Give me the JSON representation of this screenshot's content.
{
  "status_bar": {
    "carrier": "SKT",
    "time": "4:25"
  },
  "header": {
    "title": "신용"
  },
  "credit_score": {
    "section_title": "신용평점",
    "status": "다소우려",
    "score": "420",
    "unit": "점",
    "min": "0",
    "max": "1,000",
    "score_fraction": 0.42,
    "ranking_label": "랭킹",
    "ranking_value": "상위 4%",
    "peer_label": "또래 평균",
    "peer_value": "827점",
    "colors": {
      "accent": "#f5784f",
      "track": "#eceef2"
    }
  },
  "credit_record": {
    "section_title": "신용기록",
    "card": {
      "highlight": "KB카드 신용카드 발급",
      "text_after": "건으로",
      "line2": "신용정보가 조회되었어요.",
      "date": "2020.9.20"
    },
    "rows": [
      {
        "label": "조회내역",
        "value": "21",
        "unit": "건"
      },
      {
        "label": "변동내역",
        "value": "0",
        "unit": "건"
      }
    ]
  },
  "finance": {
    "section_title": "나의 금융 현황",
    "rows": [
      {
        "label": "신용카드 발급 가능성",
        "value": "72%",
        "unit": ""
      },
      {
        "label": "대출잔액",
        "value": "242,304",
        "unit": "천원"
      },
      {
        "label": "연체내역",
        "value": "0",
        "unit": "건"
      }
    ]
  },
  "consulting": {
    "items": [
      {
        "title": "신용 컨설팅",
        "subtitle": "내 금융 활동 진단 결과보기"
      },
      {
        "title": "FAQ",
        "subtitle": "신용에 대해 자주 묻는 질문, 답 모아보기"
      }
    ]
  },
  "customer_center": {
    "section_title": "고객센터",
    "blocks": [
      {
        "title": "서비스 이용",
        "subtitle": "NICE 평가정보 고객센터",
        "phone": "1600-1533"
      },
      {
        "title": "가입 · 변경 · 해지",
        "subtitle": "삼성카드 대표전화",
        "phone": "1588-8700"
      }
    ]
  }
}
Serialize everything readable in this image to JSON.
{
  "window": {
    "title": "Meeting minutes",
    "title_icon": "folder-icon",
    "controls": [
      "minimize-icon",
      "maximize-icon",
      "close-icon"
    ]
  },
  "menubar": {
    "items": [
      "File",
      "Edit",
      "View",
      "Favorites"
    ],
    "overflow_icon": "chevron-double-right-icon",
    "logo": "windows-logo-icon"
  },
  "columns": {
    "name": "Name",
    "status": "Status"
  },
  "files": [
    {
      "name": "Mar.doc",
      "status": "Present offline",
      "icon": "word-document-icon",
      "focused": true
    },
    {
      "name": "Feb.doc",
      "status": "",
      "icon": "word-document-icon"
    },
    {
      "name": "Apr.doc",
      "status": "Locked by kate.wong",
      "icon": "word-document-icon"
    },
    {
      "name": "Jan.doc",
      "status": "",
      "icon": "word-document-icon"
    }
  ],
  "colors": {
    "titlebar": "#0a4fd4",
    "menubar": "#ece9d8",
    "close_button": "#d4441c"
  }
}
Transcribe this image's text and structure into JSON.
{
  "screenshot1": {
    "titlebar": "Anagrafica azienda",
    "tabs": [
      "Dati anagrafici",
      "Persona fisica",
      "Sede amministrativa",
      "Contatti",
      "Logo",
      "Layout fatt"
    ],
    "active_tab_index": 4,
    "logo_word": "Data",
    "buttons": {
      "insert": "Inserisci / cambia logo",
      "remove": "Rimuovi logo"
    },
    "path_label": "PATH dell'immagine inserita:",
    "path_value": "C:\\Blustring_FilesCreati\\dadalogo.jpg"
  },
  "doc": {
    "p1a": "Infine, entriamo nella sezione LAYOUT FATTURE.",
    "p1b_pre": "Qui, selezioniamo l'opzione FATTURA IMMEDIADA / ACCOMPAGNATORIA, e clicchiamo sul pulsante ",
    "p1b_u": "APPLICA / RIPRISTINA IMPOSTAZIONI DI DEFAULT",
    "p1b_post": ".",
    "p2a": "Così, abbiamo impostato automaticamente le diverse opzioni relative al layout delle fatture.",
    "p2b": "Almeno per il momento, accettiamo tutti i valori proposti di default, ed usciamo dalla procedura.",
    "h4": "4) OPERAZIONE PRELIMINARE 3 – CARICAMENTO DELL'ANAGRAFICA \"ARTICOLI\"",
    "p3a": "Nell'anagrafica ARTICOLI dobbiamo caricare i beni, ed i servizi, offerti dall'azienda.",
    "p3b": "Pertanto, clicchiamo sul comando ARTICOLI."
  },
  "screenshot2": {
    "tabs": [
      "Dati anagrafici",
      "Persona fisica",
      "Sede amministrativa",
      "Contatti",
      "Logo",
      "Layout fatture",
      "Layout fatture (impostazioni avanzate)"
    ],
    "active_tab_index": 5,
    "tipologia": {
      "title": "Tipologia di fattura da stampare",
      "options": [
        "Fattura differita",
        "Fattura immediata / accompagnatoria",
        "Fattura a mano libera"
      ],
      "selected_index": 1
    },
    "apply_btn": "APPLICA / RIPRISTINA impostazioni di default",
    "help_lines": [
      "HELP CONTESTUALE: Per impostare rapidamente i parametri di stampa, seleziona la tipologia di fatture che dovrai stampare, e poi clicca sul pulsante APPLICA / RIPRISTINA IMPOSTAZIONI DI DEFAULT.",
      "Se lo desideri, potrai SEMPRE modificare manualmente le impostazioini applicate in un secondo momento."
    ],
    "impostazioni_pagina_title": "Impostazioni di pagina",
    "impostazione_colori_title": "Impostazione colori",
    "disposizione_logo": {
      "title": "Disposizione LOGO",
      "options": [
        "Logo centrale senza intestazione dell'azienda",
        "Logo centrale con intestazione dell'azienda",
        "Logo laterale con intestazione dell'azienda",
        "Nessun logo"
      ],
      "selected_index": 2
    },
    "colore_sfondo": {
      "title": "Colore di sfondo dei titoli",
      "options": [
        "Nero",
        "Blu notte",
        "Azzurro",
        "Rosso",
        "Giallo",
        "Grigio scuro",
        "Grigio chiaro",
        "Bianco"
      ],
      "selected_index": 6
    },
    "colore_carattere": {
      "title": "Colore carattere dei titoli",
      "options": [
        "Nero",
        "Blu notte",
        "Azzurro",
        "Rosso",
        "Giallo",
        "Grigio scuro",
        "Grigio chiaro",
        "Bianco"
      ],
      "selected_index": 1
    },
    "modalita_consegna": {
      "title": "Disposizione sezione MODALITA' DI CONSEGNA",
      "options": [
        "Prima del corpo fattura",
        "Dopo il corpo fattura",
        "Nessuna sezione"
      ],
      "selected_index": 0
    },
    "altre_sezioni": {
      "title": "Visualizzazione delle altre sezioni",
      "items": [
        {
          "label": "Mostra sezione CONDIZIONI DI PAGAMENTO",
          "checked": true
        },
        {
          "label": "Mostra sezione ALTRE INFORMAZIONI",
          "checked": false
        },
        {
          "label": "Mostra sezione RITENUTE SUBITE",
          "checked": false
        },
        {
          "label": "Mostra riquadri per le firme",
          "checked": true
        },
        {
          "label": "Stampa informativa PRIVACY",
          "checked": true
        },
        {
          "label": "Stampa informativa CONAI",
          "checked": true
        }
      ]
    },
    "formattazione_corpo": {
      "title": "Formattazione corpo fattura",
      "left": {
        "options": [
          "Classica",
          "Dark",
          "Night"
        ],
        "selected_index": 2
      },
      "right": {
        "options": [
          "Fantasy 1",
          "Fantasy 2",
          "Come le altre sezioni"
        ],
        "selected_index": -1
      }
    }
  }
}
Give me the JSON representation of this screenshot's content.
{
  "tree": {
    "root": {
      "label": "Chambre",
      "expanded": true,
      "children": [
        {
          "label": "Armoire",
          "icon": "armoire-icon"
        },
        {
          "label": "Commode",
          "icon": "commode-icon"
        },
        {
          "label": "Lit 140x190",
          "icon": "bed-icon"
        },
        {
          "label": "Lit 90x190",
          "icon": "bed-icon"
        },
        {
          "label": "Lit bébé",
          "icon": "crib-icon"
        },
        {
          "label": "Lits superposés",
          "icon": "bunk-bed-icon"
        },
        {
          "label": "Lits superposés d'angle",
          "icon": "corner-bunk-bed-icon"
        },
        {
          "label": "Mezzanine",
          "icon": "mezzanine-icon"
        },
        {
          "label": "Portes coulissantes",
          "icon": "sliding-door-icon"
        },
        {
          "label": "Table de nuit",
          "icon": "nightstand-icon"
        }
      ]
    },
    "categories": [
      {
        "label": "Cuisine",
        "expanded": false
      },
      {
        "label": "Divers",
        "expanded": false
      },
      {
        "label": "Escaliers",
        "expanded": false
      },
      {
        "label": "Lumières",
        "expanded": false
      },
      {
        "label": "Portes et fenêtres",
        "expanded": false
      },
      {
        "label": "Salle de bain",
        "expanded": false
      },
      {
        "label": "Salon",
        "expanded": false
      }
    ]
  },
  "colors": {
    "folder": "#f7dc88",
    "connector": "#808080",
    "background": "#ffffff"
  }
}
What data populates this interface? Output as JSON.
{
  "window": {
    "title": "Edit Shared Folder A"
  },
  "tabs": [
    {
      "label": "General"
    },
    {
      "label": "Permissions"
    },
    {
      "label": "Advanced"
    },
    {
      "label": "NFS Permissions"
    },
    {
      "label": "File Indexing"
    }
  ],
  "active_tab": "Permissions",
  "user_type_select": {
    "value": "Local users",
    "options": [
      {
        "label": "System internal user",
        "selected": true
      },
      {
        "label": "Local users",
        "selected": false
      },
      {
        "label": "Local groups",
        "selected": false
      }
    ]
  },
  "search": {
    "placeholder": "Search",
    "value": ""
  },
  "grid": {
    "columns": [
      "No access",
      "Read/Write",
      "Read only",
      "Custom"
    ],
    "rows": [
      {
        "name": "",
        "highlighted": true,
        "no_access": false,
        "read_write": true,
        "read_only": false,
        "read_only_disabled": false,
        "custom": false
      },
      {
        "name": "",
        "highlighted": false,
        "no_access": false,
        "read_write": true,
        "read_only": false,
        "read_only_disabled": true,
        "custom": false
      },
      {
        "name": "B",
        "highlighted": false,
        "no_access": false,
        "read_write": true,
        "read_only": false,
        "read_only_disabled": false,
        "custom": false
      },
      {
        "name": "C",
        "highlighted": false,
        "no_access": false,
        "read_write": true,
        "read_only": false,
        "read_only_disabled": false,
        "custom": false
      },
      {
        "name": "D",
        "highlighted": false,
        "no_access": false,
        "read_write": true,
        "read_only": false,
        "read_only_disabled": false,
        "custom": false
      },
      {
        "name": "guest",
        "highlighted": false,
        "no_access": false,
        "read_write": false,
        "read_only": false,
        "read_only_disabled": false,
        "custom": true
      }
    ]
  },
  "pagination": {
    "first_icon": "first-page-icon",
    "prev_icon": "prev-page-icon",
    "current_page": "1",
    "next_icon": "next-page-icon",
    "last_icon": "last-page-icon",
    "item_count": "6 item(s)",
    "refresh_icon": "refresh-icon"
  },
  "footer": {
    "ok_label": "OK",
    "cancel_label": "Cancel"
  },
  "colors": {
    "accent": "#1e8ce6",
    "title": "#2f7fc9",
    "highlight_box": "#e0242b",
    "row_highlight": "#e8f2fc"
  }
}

------------------------------------

Only the number is wanted: how many lines in the entries above contain the string "this"?

• RESPONSE
5